### DATA FOR THIS TASK
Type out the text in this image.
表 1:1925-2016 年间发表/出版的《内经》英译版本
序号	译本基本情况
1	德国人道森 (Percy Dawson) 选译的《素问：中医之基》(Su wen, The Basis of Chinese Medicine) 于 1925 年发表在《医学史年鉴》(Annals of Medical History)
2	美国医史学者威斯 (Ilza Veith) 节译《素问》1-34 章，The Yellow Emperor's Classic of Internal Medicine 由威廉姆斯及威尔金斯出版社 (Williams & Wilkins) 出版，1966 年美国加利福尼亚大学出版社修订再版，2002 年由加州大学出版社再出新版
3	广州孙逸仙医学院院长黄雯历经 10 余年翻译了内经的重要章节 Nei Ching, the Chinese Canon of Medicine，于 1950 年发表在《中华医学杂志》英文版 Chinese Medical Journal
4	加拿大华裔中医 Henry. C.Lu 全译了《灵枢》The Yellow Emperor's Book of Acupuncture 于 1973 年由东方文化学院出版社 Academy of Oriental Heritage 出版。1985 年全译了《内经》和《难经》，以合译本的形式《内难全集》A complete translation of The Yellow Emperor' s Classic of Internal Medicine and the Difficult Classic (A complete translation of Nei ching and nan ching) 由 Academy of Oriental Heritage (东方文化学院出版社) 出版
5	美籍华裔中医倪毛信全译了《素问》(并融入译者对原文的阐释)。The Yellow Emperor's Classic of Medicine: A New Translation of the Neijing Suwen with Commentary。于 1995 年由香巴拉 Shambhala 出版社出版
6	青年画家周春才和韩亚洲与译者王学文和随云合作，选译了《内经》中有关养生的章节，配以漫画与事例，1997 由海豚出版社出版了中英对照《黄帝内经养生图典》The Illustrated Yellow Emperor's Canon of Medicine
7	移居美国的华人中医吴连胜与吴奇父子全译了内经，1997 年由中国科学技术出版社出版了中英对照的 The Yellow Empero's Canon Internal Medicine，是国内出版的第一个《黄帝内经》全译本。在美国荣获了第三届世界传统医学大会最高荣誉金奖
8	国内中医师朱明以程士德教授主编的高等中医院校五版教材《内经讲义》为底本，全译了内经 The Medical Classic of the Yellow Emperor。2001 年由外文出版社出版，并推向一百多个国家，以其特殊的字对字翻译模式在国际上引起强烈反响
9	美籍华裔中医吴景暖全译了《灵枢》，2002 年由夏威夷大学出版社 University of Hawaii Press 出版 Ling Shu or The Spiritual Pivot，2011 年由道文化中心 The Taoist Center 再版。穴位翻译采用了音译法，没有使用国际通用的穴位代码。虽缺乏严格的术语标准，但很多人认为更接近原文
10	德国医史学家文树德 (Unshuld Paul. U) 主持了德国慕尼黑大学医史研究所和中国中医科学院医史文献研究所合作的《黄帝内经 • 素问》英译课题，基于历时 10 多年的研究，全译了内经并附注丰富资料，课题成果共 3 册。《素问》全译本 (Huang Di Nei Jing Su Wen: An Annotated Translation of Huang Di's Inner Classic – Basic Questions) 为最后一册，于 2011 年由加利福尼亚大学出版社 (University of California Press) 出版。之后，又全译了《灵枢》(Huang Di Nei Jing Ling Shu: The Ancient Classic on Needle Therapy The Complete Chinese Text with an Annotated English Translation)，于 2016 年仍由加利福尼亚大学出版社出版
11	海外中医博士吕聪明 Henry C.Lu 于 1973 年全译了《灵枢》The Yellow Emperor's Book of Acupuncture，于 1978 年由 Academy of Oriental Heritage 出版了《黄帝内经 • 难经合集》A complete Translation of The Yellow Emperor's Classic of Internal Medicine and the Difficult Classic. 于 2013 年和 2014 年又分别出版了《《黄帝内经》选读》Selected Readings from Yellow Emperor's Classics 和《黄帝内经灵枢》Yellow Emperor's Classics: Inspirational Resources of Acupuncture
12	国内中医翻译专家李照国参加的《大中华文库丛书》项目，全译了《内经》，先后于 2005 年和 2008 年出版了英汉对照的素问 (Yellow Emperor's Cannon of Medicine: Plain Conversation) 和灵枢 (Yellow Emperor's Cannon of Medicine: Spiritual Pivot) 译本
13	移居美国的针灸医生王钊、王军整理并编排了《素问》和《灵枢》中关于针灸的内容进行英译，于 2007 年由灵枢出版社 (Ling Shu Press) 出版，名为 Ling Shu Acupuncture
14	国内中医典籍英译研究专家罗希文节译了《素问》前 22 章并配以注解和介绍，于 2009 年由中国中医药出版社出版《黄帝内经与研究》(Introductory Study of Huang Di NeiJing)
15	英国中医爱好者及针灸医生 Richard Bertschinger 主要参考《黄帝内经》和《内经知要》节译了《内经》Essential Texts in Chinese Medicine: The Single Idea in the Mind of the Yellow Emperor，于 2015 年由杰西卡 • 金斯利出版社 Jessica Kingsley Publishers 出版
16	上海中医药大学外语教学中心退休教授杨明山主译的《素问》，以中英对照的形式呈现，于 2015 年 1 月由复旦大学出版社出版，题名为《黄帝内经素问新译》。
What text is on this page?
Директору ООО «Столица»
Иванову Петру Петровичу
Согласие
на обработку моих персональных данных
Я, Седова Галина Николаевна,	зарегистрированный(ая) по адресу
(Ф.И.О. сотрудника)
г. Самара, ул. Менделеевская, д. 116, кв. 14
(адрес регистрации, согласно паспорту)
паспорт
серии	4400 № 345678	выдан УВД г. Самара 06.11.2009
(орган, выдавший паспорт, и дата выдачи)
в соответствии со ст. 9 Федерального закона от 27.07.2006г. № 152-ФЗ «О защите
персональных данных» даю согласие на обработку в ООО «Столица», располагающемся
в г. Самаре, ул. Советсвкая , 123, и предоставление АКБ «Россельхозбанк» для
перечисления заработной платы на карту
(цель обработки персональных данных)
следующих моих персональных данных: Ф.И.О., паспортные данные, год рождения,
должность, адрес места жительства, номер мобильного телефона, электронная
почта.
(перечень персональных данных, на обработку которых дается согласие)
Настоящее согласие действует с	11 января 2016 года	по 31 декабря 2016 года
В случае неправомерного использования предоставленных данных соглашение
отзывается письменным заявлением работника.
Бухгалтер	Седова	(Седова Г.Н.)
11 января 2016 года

### THE TASK
Give an exact copy of all the data shown above.

### RESULT
Type out the text in this image.
表 1:1925-2016 年间发表/出版的《内经》英译版本
序号	译本基本情况
1	德国人道森 (Percy Dawson) 选译的《素问：中医之基》(Su wen, The Basis of Chinese Medicine) 于 1925 年发表在《医学史年鉴》(Annals of Medical History)
2	美国医史学者威斯 (Ilza Veith) 节译《素问》1-34 章，The Yellow Emperor's Classic of Internal Medicine 由威廉姆斯及威尔金斯出版社 (Williams & Wilkins) 出版，1966 年美国加利福尼亚大学出版社修订再版，2002 年由加州大学出版社再出新版
3	广州孙逸仙医学院院长黄雯历经 10 余年翻译了内经的重要章节 Nei Ching, the Chinese Canon of Medicine，于 1950 年发表在《中华医学杂志》英文版 Chinese Medical Journal
4	加拿大华裔中医 Henry. C.Lu 全译了《灵枢》The Yellow Emperor's Book of Acupuncture 于 1973 年由东方文化学院出版社 Academy of Oriental Heritage 出版。1985 年全译了《内经》和《难经》，以合译本的形式《内难全集》A complete translation of The Yellow Emperor' s Classic of Internal Medicine and the Difficult Classic (A complete translation of Nei ching and nan ching) 由 Academy of Oriental Heritage (东方文化学院出版社) 出版
5	美籍华裔中医倪毛信全译了《素问》(并融入译者对原文的阐释)。The Yellow Emperor's Classic of Medicine: A New Translation of the Neijing Suwen with Commentary。于 1995 年由香巴拉 Shambhala 出版社出版
6	青年画家周春才和韩亚洲与译者王学文和随云合作，选译了《内经》中有关养生的章节，配以漫画与事例，1997 由海豚出版社出版了中英对照《黄帝内经养生图典》The Illustrated Yellow Emperor's Canon of Medicine
7	移居美国的华人中医吴连胜与吴奇父子全译了内经，1997 年由中国科学技术出版社出版了中英对照的 The Yellow Empero's Canon Internal Medicine，是国内出版的第一个《黄帝内经》全译本。在美国荣获了第三届世界传统医学大会最高荣誉金奖
8	国内中医师朱明以程士德教授主编的高等中医院校五版教材《内经讲义》为底本，全译了内经 The Medical Classic of the Yellow Emperor。2001 年由外文出版社出版，并推向一百多个国家，以其特殊的字对字翻译模式在国际上引起强烈反响
9	美籍华裔中医吴景暖全译了《灵枢》，2002 年由夏威夷大学出版社 University of Hawaii Press 出版 Ling Shu or The Spiritual Pivot，2011 年由道文化中心 The Taoist Center 再版。穴位翻译采用了音译法，没有使用国际通用的穴位代码。虽缺乏严格的术语标准，但很多人认为更接近原文
10	德国医史学家文树德 (Unshuld Paul. U) 主持了德国慕尼黑大学医史研究所和中国中医科学院医史文献研究所合作的《黄帝内经 • 素问》英译课题，基于历时 10 多年的研究，全译了内经并附注丰富资料，课题成果共 3 册。《素问》全译本 (Huang Di Nei Jing Su Wen: An Annotated Translation of Huang Di's Inner Classic – Basic Questions) 为最后一册，于 2011 年由加利福尼亚大学出版社 (University of California Press) 出版。之后，又全译了《灵枢》(Huang Di Nei Jing Ling Shu: The Ancient Classic on Needle Therapy The Complete Chinese Text with an Annotated English Translation)，于 2016 年仍由加利福尼亚大学出版社出版
11	海外中医博士吕聪明 Henry C.Lu 于 1973 年全译了《灵枢》The Yellow Emperor's Book of Acupuncture，于 1978 年由 Academy of Oriental Heritage 出版了《黄帝内经 • 难经合集》A complete Translation of The Yellow Emperor's Classic of Internal Medicine and the Difficult Classic. 于 2013 年和 2014 年又分别出版了《《黄帝内经》选读》Selected Readings from Yellow Emperor's Classics 和《黄帝内经灵枢》Yellow Emperor's Classics: Inspirational Resources of Acupuncture
12	国内中医翻译专家李照国参加的《大中华文库丛书》项目，全译了《内经》，先后于 2005 年和 2008 年出版了英汉对照的素问 (Yellow Emperor's Cannon of Medicine: Plain Conversation) 和灵枢 (Yellow Emperor's Cannon of Medicine: Spiritual Pivot) 译本
13	移居美国的针灸医生王钊、王军整理并编排了《素问》和《灵枢》中关于针灸的内容进行英译，于 2007 年由灵枢出版社 (Ling Shu Press) 出版，名为 Ling Shu Acupuncture
14	国内中医典籍英译研究专家罗希文节译了《素问》前 22 章并配以注解和介绍，于 2009 年由中国中医药出版社出版《黄帝内经与研究》(Introductory Study of Huang Di NeiJing)
15	英国中医爱好者及针灸医生 Richard Bertschinger 主要参考《黄帝内经》和《内经知要》节译了《内经》Essential Texts in Chinese Medicine: The Single Idea in the Mind of the Yellow Emperor，于 2015 年由杰西卡 • 金斯利出版社 Jessica Kingsley Publishers 出版
16	上海中医药大学外语教学中心退休教授杨明山主译的《素问》，以中英对照的形式呈现，于 2015 年 1 月由复旦大学出版社出版，题名为《黄帝内经素问新译》。
What text is on this page?
Директору ООО «Столица»
Иванову Петру Петровичу
Согласие
на обработку моих персональных данных
Я, Седова Галина Николаевна,	зарегистрированный(ая) по адресу
(Ф.И.О. сотрудника)
г. Самара, ул. Менделеевская, д. 116, кв. 14
(адрес регистрации, согласно паспорту)
паспорт
серии	4400 № 345678	выдан УВД г. Самара 06.11.2009
(орган, выдавший паспорт, и дата выдачи)
в соответствии со ст. 9 Федерального закона от 27.07.2006г. № 152-ФЗ «О защите
персональных данных» даю согласие на обработку в ООО «Столица», располагающемся
в г. Самаре, ул. Советсвкая , 123, и предоставление АКБ «Россельхозбанк» для
перечисления заработной платы на карту
(цель обработки персональных данных)
следующих моих персональных данных: Ф.И.О., паспортные данные, год рождения,
должность, адрес места жительства, номер мобильного телефона, электронная
почта.
(перечень персональных данных, на обработку которых дается согласие)
Настоящее согласие действует с	11 января 2016 года	по 31 декабря 2016 года
В случае неправомерного использования предоставленных данных соглашение
отзывается письменным заявлением работника.
Бухгалтер	Седова	(Седова Г.Н.)
11 января 2016 года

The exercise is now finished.